**Given task**
Would you pull out every line of the material that contains the string "waist"?

# Start of Data extract

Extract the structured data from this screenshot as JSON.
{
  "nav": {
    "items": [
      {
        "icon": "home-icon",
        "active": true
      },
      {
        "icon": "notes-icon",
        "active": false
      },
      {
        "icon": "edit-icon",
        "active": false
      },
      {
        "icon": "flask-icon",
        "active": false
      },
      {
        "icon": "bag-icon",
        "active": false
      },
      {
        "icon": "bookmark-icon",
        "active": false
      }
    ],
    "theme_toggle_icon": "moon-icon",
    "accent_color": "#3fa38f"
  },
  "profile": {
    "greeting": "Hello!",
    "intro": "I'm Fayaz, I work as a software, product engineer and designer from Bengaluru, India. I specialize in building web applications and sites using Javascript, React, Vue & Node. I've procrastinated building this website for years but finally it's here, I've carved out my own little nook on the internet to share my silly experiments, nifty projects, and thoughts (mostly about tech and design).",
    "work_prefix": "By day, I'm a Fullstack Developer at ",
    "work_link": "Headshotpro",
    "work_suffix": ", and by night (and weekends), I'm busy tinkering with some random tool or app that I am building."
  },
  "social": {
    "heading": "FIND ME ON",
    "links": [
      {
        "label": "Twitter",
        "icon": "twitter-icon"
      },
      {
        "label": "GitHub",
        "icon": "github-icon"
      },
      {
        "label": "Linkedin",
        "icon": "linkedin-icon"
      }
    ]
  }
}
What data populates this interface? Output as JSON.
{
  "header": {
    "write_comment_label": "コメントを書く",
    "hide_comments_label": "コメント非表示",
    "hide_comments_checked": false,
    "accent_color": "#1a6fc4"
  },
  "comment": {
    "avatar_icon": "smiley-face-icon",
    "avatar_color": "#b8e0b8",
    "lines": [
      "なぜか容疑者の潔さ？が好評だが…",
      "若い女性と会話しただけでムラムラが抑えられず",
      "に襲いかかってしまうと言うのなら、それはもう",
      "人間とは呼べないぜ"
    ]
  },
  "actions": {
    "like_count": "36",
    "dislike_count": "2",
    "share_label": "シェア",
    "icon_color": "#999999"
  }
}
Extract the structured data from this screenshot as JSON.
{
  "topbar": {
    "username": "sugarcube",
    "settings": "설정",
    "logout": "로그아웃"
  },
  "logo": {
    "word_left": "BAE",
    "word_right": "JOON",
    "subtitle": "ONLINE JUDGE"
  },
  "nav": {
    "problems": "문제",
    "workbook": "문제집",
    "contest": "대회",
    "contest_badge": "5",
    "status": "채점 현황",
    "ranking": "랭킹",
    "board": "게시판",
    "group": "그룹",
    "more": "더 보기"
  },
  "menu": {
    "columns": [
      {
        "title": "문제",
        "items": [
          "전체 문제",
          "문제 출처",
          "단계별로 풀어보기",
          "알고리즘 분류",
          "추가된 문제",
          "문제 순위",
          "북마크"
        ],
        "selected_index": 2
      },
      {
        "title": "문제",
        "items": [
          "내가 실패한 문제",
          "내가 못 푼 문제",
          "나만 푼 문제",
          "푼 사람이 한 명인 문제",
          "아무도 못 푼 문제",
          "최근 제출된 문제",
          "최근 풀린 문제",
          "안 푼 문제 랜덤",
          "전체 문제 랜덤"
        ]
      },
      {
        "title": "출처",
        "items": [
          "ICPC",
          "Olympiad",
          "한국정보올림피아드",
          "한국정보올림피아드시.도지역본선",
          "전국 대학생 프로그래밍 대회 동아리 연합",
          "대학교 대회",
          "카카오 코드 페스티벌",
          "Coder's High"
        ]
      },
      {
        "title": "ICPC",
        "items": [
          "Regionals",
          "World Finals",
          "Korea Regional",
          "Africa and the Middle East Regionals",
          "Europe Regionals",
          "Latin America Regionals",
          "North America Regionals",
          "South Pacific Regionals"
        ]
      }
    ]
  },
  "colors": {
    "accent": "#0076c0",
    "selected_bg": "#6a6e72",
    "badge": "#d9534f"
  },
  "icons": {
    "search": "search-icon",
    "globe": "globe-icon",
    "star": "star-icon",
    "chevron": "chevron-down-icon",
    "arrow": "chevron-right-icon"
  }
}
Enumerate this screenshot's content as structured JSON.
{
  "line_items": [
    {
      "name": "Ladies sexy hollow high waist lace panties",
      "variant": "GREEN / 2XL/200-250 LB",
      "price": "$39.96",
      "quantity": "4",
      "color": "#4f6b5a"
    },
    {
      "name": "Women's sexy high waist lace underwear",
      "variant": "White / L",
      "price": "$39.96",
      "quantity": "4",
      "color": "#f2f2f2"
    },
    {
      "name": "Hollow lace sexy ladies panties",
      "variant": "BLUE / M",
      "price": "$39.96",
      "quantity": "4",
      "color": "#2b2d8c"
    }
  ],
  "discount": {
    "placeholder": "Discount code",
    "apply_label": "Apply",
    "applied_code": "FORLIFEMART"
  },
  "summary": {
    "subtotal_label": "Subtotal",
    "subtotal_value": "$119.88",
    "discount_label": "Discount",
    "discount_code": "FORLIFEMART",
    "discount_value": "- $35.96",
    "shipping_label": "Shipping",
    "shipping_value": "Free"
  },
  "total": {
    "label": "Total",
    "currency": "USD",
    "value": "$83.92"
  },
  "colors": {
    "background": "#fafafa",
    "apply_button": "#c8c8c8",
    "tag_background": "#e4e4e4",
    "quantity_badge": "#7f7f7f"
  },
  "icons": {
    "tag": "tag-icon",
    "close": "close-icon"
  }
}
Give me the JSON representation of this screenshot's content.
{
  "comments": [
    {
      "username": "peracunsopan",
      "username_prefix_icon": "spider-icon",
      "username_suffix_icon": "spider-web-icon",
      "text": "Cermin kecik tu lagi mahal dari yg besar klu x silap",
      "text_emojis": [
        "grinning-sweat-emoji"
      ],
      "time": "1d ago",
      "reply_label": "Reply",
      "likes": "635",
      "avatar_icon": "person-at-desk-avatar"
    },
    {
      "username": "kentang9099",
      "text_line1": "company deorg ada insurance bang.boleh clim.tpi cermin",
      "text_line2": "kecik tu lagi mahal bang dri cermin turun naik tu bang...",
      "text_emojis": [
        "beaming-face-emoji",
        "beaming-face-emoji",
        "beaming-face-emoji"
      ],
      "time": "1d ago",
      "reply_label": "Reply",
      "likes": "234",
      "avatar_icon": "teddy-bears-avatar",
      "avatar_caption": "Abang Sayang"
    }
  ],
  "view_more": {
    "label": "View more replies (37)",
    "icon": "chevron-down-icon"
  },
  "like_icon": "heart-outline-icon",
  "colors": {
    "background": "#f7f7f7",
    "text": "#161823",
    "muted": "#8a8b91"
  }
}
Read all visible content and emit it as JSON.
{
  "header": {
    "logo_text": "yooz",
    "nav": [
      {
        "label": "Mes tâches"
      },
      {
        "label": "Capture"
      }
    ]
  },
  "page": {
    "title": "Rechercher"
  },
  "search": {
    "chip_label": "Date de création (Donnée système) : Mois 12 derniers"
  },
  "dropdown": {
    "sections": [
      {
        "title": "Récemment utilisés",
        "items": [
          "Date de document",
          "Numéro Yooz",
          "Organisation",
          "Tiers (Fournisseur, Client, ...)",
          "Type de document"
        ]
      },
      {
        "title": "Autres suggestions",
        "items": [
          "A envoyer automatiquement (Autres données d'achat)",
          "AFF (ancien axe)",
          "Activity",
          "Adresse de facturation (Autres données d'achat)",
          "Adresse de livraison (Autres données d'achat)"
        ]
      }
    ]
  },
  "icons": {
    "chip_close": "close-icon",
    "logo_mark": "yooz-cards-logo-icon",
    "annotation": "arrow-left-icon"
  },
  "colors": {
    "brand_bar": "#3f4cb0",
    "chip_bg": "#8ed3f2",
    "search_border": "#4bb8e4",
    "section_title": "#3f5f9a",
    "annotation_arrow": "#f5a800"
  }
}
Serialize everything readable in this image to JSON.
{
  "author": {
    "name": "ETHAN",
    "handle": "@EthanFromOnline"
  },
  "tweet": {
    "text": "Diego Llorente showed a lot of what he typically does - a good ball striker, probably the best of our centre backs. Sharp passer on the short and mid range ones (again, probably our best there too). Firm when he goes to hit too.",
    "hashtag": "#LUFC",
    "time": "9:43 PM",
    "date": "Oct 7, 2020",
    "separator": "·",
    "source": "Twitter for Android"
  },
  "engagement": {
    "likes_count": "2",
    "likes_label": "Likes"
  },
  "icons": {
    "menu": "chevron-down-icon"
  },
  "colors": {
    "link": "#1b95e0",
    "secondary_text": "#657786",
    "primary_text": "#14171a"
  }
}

# End of Data extract

**The result**
      "name": "Ladies sexy hollow high waist lace panties",
      "name": "Women's sexy high waist lace underwear",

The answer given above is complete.